*WHAT TO WORK ON*
Reproduce every line of the records below character for character, leaving out the pictures.

*Spatial layout data*
------------------------------------------------

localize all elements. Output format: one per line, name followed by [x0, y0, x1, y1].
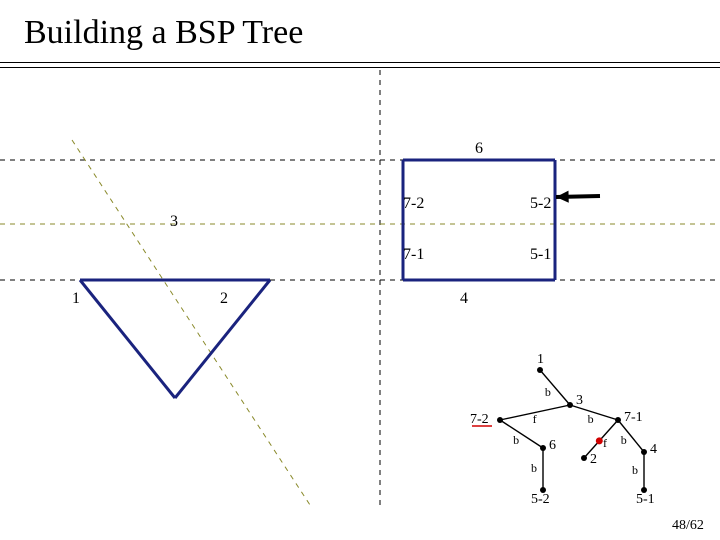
tree-bf-label: b	[513, 433, 519, 448]
tree-node-label: 2	[590, 452, 597, 468]
diagram-label: 5-2	[530, 195, 551, 213]
tree-node-label: 5-1	[636, 492, 655, 508]
tree-bf-label: b	[632, 463, 638, 478]
diagram-label: 5-1	[530, 246, 551, 264]
tree-bf-label: b	[588, 412, 594, 427]
diagram-label: 6	[475, 140, 483, 158]
diagram-label: 4	[460, 290, 468, 308]
diagram-label: 2	[220, 290, 228, 308]
tree-node-label: 4	[650, 442, 657, 458]
diagram-label: 7-2	[403, 195, 424, 213]
tree-node-label: 3	[576, 393, 583, 409]
tree-bf-label: b	[545, 385, 551, 400]
diagram-label: 3	[170, 213, 178, 231]
tree-node-label: 7-2	[470, 412, 489, 428]
tree-bf-label: b	[531, 461, 537, 476]
diagram-layer	[0, 0, 720, 540]
tree-bf-label: f	[603, 436, 607, 451]
tree-bf-label: b	[621, 433, 627, 448]
page-number: 48/62	[672, 518, 704, 534]
diagram-label: 1	[72, 290, 80, 308]
tree-node-label: 6	[549, 438, 556, 454]
title-rule	[0, 62, 720, 68]
diagram-label: 7-1	[403, 246, 424, 264]
tree-node-label: 7-1	[624, 410, 643, 426]
tree-node-label: 1	[537, 352, 544, 368]
tree-bf-label: f	[533, 412, 537, 427]
tree-node-label: 5-2	[531, 492, 550, 508]
page-title: Building a BSP Tree	[24, 14, 303, 52]
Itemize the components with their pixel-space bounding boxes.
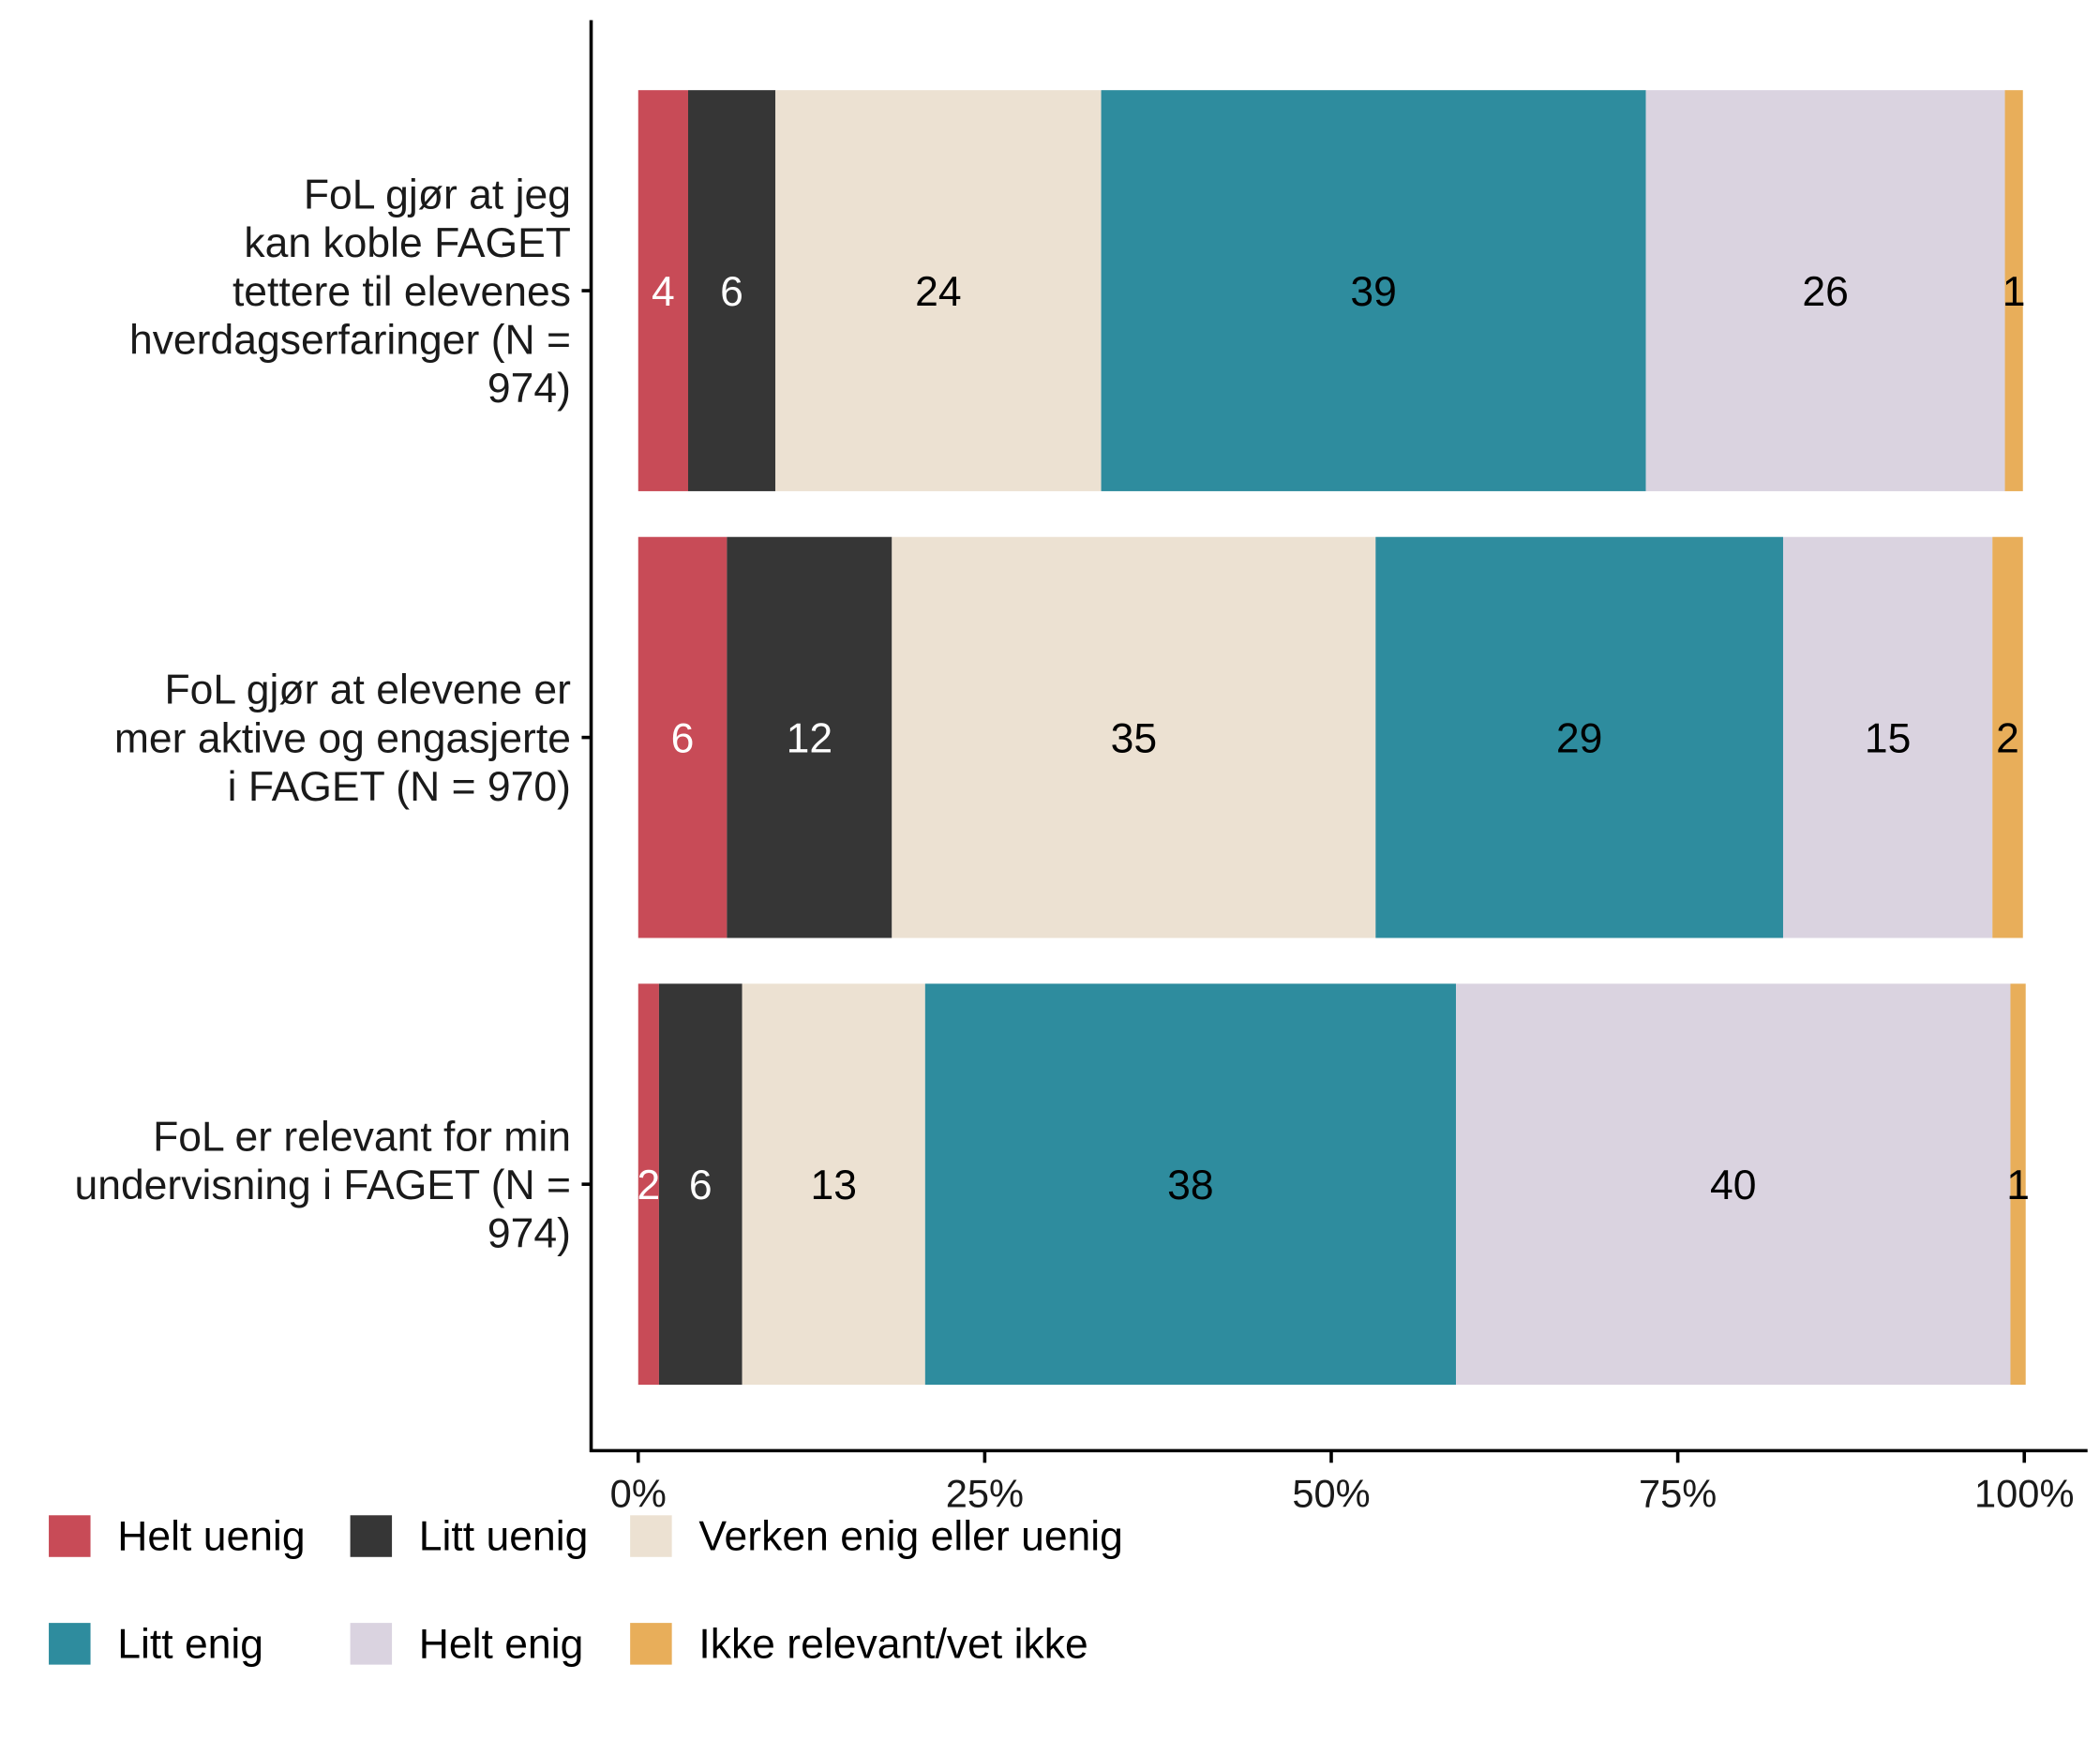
legend: Helt uenig Litt uenig Verken enig eller ue… (49, 1514, 1123, 1667)
y-axis-label-line: undervisning i FAGET (N = (74, 1162, 571, 1208)
bar-segment (687, 90, 776, 491)
data-label: 6 (671, 715, 695, 761)
bar-segment (2004, 90, 2023, 491)
y-axis-label-line: FoL er relevant for min (153, 1114, 571, 1160)
data-label: 29 (1556, 715, 1602, 761)
legend-label: Helt uenig (117, 1514, 305, 1560)
bar-segment (742, 983, 925, 1386)
bar-segment (892, 536, 1376, 938)
x-tick-label: 25% (946, 1472, 1024, 1516)
x-tick-label: 50% (1292, 1472, 1370, 1516)
legend-swatch (49, 1623, 91, 1665)
bar-segment (924, 983, 1457, 1386)
data-label: 1 (2002, 269, 2026, 315)
data-label: 4 (652, 269, 675, 315)
bar-segment (658, 983, 742, 1386)
y-axis-label-line: FoL gjør at elevene er (164, 668, 571, 713)
data-label: 38 (1167, 1162, 1213, 1208)
data-label: 1 (2006, 1162, 2030, 1208)
y-axis-label-line: 974) (488, 1211, 571, 1257)
y-axis-label-line: mer aktive og engasjerte (114, 715, 571, 761)
legend-swatch (630, 1515, 672, 1557)
legend-label: Ikke relevant/vet ikke (698, 1621, 1088, 1667)
legend-label: Verken enig eller uenig (698, 1514, 1123, 1560)
bar-segment (2010, 983, 2026, 1386)
legend-swatch (350, 1515, 393, 1557)
data-label: 2 (637, 1162, 660, 1208)
bar-segment (727, 536, 892, 938)
data-label: 6 (720, 269, 743, 315)
bar-segment (1101, 90, 1646, 491)
bar-segment (775, 90, 1102, 491)
data-label: 40 (1710, 1162, 1756, 1208)
data-label: 15 (1865, 715, 1911, 761)
data-label: 13 (810, 1162, 856, 1208)
data-label: 6 (689, 1162, 712, 1208)
bar-segment (638, 90, 688, 491)
bar-segment (1645, 90, 2005, 491)
bar-segment (1375, 536, 1783, 938)
legend-swatch (350, 1623, 393, 1665)
legend-swatch (49, 1515, 91, 1557)
legend-label: Litt uenig (419, 1514, 589, 1560)
data-label: 26 (1802, 269, 1848, 315)
x-tick-label: 0% (610, 1472, 667, 1516)
bars-layer: 4 6 24 39 26 16 12 35 29 15 22 6 13 38 40 1 (637, 90, 2030, 1386)
bar-segment (1992, 536, 2023, 938)
bar-segment (638, 983, 659, 1386)
y-axis-label-line: hverdagserfaringer (N = (129, 318, 571, 364)
bar-segment (638, 536, 728, 938)
legend-label: Litt enig (117, 1621, 263, 1667)
y-axis-label-line: i FAGET (N = 970) (228, 764, 571, 810)
bar-segment (1782, 536, 1993, 938)
x-tick-label: 75% (1639, 1472, 1717, 1516)
y-axis-label-line: kan koble FAGET (244, 220, 571, 266)
y-axis-label-line: 974) (488, 366, 571, 412)
y-axis-label-line: FoL gjør at jeg (304, 172, 571, 218)
data-label: 24 (915, 269, 961, 315)
data-label: 2 (1996, 715, 2019, 761)
data-label: 12 (787, 715, 832, 761)
data-label: 39 (1350, 269, 1396, 315)
legend-swatch (630, 1623, 672, 1665)
data-label: 35 (1111, 715, 1157, 761)
legend-label: Helt enig (419, 1621, 584, 1667)
x-axis-ticks: 0% 25% 50% 75% 100% (610, 1451, 2074, 1516)
y-axis-label-line: tettere til elevenes (232, 269, 571, 315)
bar-segment (1456, 983, 2011, 1386)
x-tick-label: 100% (1974, 1472, 2074, 1516)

------------------------------------------------

*CORRECT RESULT*
localize all elements. Output format: one per line, name followed by [x0, y0, x1, y1].
tree-bf-label: b	[513, 433, 519, 448]
tree-node-label: 2	[590, 452, 597, 468]
diagram-label: 5-2	[530, 195, 551, 213]
tree-node-label: 5-1	[636, 492, 655, 508]
tree-bf-label: b	[632, 463, 638, 478]
diagram-label: 5-1	[530, 246, 551, 264]
tree-bf-label: b	[588, 412, 594, 427]
diagram-label: 6	[475, 140, 483, 158]
diagram-label: 4	[460, 290, 468, 308]
diagram-label: 2	[220, 290, 228, 308]
tree-node-label: 4	[650, 442, 657, 458]
diagram-label: 7-2	[403, 195, 424, 213]
tree-node-label: 3	[576, 393, 583, 409]
tree-bf-label: b	[545, 385, 551, 400]
diagram-label: 3	[170, 213, 178, 231]
tree-node-label: 7-2	[470, 412, 489, 428]
tree-bf-label: b	[531, 461, 537, 476]
diagram-layer	[0, 0, 720, 540]
tree-bf-label: f	[603, 436, 607, 451]
tree-bf-label: b	[621, 433, 627, 448]
page-number: 48/62	[672, 518, 704, 534]
diagram-label: 1	[72, 290, 80, 308]
tree-node-label: 6	[549, 438, 556, 454]
title-rule	[0, 62, 720, 68]
diagram-label: 7-1	[403, 246, 424, 264]
tree-node-label: 7-1	[624, 410, 643, 426]
tree-node-label: 1	[537, 352, 544, 368]
tree-bf-label: f	[533, 412, 537, 427]
tree-node-label: 5-2	[531, 492, 550, 508]
page-title: Building a BSP Tree	[24, 14, 303, 52]
Itemize the components with their pixel-space bounding boxes.
legend: Helt uenig Litt uenig Verken enig eller ue… (49, 1514, 1123, 1667)
y-axis-label-line: undervisning i FAGET (N = (74, 1162, 571, 1208)
bar-segment (687, 90, 776, 491)
data-label: 6 (671, 715, 695, 761)
bar-segment (2004, 90, 2023, 491)
y-axis-label-line: FoL er relevant for min (153, 1114, 571, 1160)
data-label: 29 (1556, 715, 1602, 761)
legend-label: Helt uenig (117, 1514, 305, 1560)
bar-segment (742, 983, 925, 1386)
bar-segment (892, 536, 1376, 938)
x-tick-label: 25% (946, 1472, 1024, 1516)
x-tick-label: 50% (1292, 1472, 1370, 1516)
legend-swatch (49, 1623, 91, 1665)
bar-segment (924, 983, 1457, 1386)
data-label: 1 (2002, 269, 2026, 315)
data-label: 4 (652, 269, 675, 315)
bar-segment (658, 983, 742, 1386)
y-axis-label-line: FoL gjør at elevene er (164, 668, 571, 713)
data-label: 38 (1167, 1162, 1213, 1208)
data-label: 1 (2006, 1162, 2030, 1208)
y-axis-label-line: 974) (488, 1211, 571, 1257)
y-axis-label-line: mer aktive og engasjerte (114, 715, 571, 761)
legend-swatch (630, 1515, 672, 1557)
legend-label: Ikke relevant/vet ikke (698, 1621, 1088, 1667)
legend-label: Verken enig eller uenig (698, 1514, 1123, 1560)
bar-segment (2010, 983, 2026, 1386)
legend-swatch (350, 1515, 393, 1557)
data-label: 2 (637, 1162, 660, 1208)
bar-segment (727, 536, 892, 938)
data-label: 6 (720, 269, 743, 315)
bar-segment (1101, 90, 1646, 491)
bar-segment (775, 90, 1102, 491)
data-label: 40 (1710, 1162, 1756, 1208)
data-label: 15 (1865, 715, 1911, 761)
data-label: 13 (810, 1162, 856, 1208)
data-label: 6 (689, 1162, 712, 1208)
bar-segment (638, 90, 688, 491)
bar-segment (1645, 90, 2005, 491)
bar-segment (1375, 536, 1783, 938)
legend-swatch (350, 1623, 393, 1665)
legend-swatch (49, 1515, 91, 1557)
legend-label: Litt uenig (419, 1514, 589, 1560)
data-label: 26 (1802, 269, 1848, 315)
x-tick-label: 0% (610, 1472, 667, 1516)
bars-layer: 4 6 24 39 26 16 12 35 29 15 22 6 13 38 40 1 (637, 90, 2030, 1386)
bar-segment (1992, 536, 2023, 938)
bar-segment (638, 983, 659, 1386)
y-axis-label-line: hverdagserfaringer (N = (129, 318, 571, 364)
bar-segment (638, 536, 728, 938)
legend-label: Litt enig (117, 1621, 263, 1667)
y-axis-label-line: i FAGET (N = 970) (228, 764, 571, 810)
bar-segment (1782, 536, 1993, 938)
x-tick-label: 75% (1639, 1472, 1717, 1516)
y-axis-label-line: kan koble FAGET (244, 220, 571, 266)
y-axis-label-line: 974) (488, 366, 571, 412)
y-axis-label-line: FoL gjør at jeg (304, 172, 571, 218)
data-label: 24 (915, 269, 961, 315)
data-label: 2 (1996, 715, 2019, 761)
data-label: 12 (787, 715, 832, 761)
data-label: 39 (1350, 269, 1396, 315)
legend-swatch (630, 1623, 672, 1665)
data-label: 35 (1111, 715, 1157, 761)
legend-label: Helt enig (419, 1621, 584, 1667)
x-axis-ticks: 0% 25% 50% 75% 100% (610, 1451, 2074, 1516)
y-axis-label-line: tettere til elevenes (232, 269, 571, 315)
bar-segment (1456, 983, 2011, 1386)
x-tick-label: 100% (1974, 1472, 2074, 1516)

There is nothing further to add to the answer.